↓
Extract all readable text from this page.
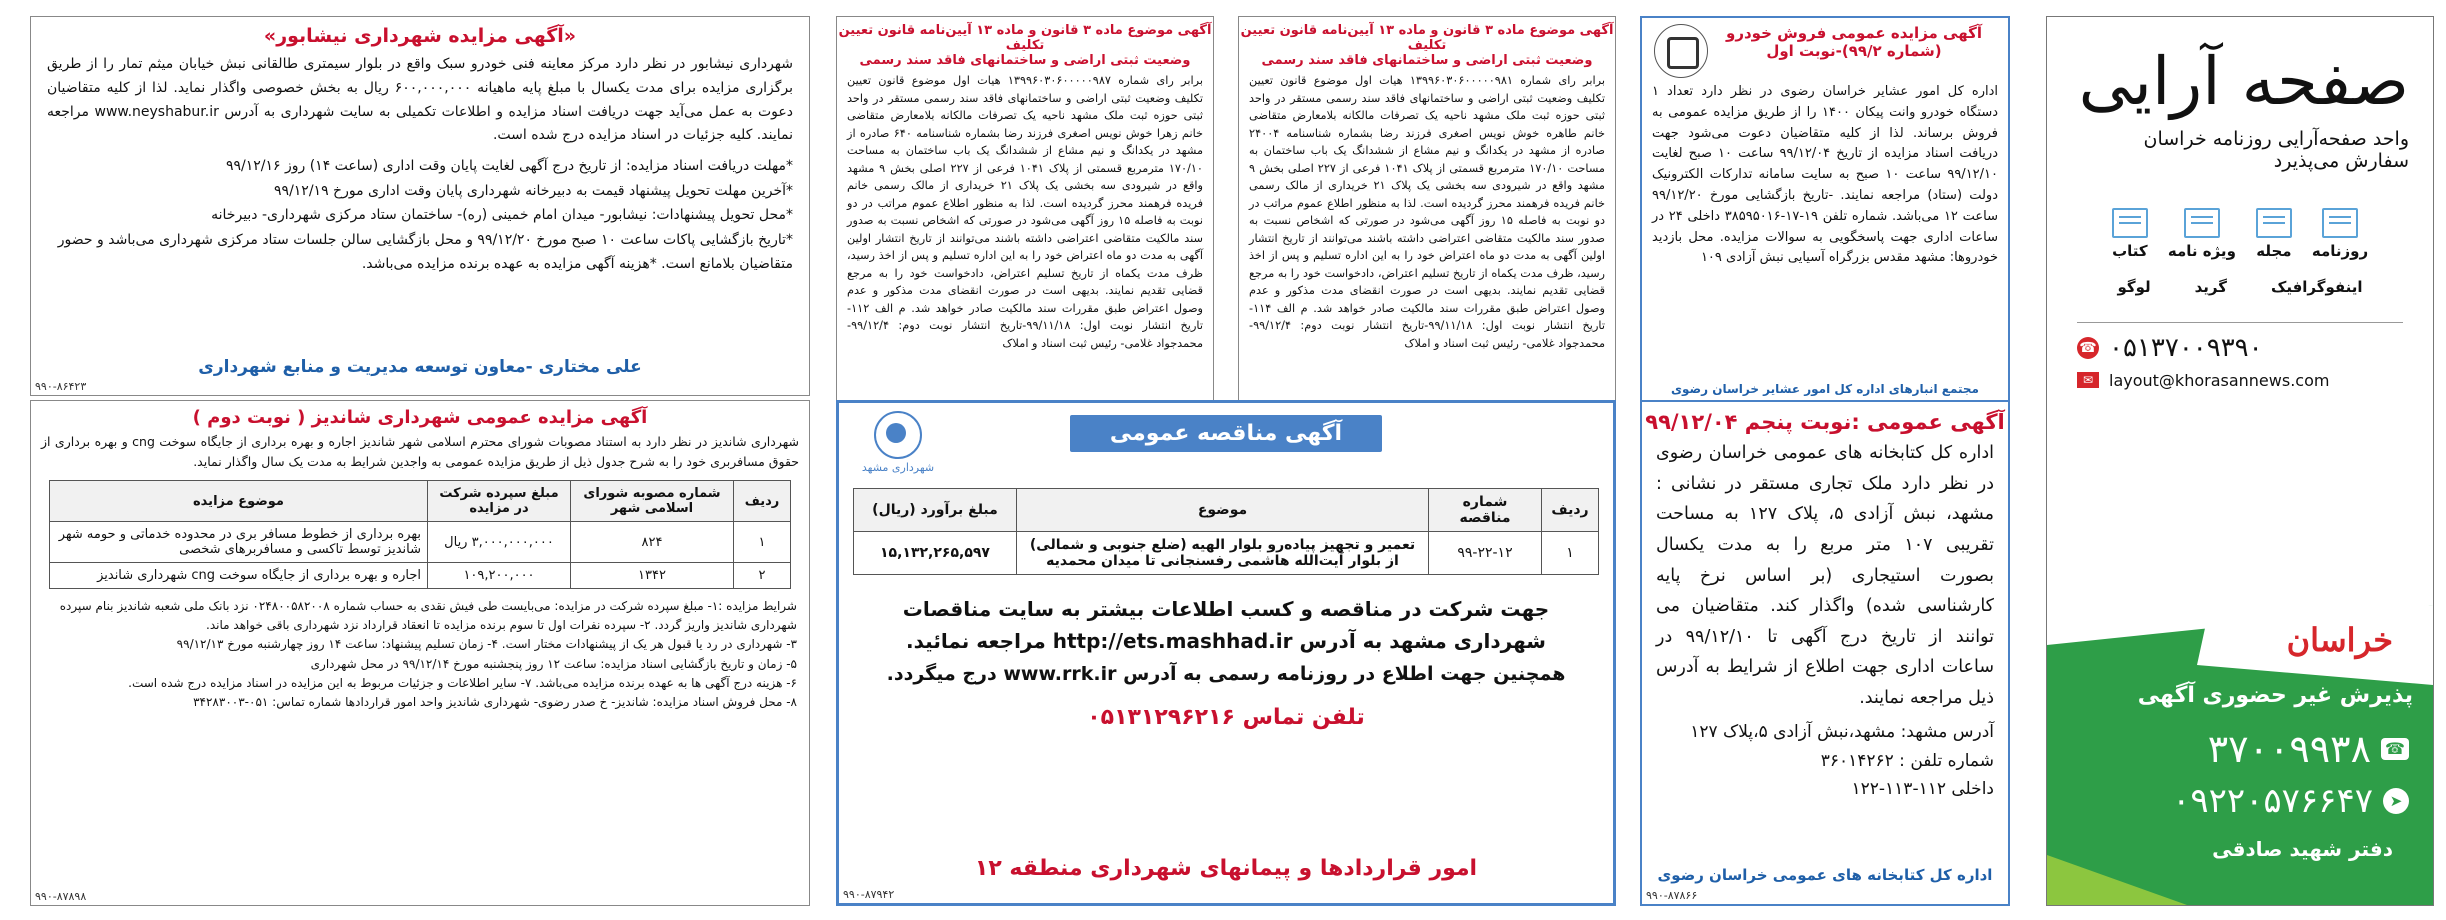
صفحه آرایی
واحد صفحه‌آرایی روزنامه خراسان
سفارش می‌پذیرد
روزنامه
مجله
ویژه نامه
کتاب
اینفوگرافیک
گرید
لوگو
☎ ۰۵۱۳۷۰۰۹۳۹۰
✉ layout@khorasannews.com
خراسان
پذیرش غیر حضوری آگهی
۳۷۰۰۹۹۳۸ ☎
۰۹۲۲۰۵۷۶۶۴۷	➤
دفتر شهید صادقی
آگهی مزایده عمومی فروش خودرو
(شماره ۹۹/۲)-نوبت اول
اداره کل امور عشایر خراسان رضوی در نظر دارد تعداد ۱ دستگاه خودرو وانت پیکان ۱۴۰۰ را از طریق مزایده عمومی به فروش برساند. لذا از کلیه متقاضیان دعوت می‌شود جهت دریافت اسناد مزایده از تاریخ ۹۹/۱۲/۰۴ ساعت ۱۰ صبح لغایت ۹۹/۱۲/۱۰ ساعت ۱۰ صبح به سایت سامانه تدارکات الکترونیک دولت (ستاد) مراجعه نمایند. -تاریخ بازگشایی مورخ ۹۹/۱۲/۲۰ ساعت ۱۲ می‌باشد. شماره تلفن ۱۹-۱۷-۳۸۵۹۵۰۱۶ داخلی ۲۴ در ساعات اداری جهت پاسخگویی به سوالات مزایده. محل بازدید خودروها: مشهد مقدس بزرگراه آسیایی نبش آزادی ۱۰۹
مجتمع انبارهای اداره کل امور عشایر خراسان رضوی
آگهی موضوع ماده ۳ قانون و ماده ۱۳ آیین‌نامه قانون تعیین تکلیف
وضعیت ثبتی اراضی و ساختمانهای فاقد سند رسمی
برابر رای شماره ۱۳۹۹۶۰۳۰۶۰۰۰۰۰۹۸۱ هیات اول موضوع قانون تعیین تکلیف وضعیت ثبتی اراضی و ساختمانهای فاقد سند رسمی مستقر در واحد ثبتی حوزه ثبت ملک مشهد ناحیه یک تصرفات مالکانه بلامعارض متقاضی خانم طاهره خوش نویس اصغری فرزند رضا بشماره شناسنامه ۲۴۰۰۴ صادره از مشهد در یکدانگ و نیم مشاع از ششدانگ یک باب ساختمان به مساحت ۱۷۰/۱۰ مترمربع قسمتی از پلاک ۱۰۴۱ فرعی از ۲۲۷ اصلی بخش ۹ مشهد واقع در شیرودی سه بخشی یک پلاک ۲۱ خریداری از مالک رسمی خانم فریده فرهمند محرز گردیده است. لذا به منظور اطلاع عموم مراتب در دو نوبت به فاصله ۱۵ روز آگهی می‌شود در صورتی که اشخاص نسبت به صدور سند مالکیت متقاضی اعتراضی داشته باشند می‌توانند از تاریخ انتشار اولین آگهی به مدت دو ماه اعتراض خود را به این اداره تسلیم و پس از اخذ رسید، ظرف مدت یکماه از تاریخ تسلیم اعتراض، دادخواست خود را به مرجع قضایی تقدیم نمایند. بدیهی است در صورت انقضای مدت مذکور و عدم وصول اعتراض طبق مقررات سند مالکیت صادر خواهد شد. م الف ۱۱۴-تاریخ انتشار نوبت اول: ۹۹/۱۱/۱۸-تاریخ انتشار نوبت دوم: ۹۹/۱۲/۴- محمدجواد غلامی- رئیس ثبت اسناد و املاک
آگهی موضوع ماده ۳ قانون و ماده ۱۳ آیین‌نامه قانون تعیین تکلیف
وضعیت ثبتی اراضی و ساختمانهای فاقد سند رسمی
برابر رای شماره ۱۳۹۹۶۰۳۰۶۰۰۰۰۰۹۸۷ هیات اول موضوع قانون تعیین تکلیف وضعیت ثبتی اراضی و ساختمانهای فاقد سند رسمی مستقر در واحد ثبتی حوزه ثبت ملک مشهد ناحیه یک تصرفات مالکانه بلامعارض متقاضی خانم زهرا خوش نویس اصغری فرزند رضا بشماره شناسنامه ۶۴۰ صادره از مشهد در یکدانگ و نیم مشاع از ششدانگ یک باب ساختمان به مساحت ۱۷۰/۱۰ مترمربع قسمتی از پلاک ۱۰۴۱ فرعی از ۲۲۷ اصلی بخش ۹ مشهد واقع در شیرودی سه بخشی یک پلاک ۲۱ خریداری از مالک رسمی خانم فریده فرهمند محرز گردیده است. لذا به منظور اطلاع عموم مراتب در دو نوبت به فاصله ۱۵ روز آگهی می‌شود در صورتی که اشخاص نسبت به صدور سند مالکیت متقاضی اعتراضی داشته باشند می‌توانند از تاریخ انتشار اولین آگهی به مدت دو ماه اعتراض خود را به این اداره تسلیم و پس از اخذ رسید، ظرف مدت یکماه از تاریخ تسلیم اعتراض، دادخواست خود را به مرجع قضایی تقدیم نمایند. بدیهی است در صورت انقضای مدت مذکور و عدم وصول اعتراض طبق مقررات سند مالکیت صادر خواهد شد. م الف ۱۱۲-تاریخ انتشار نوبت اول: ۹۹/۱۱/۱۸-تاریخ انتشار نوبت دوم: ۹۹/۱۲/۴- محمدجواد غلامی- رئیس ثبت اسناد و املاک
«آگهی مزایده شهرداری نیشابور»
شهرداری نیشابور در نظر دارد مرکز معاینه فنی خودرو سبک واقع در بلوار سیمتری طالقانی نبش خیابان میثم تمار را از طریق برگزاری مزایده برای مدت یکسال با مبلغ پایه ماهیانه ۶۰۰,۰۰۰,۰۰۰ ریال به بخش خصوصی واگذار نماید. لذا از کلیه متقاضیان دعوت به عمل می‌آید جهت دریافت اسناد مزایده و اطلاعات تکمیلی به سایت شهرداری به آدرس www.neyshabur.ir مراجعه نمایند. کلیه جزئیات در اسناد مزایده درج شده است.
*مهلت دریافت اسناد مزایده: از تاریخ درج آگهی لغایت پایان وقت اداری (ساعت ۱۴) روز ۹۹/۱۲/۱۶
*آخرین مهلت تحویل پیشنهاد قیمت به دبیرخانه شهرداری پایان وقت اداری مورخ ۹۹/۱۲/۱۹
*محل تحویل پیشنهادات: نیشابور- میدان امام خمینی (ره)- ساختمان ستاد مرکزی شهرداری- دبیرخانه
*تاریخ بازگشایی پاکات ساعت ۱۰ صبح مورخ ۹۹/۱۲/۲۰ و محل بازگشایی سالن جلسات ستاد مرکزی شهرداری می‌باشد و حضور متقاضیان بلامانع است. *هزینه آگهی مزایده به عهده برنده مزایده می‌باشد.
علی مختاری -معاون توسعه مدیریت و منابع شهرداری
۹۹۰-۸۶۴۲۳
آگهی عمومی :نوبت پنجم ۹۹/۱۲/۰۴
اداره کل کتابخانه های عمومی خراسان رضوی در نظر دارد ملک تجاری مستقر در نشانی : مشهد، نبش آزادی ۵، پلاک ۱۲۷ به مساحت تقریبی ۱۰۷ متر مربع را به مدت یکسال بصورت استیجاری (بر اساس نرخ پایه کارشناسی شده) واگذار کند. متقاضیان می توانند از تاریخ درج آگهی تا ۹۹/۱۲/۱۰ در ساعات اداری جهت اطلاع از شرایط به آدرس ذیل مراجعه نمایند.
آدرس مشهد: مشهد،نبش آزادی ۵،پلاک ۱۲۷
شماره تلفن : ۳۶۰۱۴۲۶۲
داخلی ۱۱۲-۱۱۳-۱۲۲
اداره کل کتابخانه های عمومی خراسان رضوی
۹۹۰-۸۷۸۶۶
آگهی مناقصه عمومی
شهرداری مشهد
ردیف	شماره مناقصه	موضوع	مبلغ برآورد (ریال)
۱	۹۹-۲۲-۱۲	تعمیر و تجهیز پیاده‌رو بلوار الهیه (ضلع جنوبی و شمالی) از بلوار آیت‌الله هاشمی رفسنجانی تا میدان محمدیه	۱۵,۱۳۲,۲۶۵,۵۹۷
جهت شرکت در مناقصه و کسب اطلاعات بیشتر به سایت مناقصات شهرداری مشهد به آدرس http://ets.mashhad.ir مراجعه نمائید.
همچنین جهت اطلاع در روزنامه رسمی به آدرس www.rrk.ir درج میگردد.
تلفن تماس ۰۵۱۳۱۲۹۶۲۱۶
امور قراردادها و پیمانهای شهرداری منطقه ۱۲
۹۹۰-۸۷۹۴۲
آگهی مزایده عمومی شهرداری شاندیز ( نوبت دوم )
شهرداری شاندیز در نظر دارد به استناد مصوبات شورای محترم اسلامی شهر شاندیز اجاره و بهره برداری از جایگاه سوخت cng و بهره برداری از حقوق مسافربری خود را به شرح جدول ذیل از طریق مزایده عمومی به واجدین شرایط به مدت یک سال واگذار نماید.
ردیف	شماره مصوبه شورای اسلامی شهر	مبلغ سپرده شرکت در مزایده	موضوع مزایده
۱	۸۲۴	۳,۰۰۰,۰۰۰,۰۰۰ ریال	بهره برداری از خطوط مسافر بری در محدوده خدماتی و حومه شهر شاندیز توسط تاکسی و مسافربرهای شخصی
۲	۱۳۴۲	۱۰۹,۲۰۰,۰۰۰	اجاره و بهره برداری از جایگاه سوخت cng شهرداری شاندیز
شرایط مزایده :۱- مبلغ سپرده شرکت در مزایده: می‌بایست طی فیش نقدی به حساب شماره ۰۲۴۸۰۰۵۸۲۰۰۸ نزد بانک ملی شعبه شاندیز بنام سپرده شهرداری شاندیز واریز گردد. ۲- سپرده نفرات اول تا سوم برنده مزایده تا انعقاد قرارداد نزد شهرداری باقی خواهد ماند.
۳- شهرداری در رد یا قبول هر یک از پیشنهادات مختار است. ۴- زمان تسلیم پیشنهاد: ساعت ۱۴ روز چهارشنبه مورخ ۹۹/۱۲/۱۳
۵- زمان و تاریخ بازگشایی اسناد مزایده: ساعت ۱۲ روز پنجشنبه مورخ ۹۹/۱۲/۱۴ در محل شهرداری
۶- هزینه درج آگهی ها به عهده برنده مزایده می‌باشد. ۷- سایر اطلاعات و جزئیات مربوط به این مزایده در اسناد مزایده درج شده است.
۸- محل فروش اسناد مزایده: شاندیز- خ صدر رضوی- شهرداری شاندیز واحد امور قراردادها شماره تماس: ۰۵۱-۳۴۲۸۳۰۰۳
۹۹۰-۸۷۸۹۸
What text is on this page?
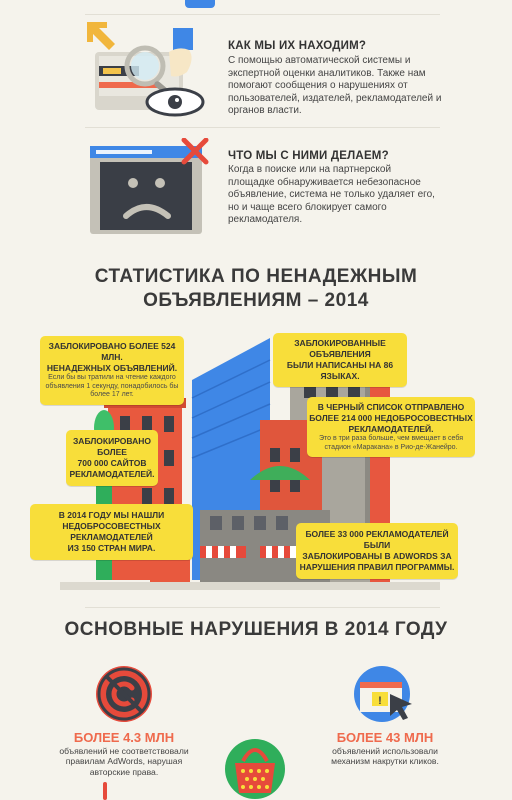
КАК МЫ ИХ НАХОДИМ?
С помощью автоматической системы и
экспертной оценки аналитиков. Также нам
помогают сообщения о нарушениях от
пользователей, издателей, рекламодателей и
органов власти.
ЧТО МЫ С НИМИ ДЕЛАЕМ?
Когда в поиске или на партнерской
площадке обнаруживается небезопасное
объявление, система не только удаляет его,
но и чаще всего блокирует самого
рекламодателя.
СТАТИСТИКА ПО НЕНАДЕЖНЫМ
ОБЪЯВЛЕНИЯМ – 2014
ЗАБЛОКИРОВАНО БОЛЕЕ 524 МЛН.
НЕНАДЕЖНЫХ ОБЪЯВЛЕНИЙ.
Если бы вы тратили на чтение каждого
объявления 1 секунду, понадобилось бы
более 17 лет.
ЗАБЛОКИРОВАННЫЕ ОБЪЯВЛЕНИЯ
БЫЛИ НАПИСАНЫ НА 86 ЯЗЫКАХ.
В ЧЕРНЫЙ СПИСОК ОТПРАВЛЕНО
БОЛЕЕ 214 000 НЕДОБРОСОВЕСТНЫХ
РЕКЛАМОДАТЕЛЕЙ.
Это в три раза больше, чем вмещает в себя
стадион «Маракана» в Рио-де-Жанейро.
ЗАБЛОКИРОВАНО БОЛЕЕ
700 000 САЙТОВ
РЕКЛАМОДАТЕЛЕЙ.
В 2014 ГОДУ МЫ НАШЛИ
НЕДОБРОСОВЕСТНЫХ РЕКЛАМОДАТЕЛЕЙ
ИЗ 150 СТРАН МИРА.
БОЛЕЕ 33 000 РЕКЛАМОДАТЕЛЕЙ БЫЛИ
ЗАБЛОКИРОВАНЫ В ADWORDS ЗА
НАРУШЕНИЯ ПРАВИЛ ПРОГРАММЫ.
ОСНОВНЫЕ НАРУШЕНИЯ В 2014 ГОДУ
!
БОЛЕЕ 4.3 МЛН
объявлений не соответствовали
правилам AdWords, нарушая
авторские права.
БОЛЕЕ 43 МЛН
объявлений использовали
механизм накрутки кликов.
↑
▶ _Exercise details_:
State how many lines of the listing include the word "روزنامه". Reply with the number alone.

▶ _Written reply_:
3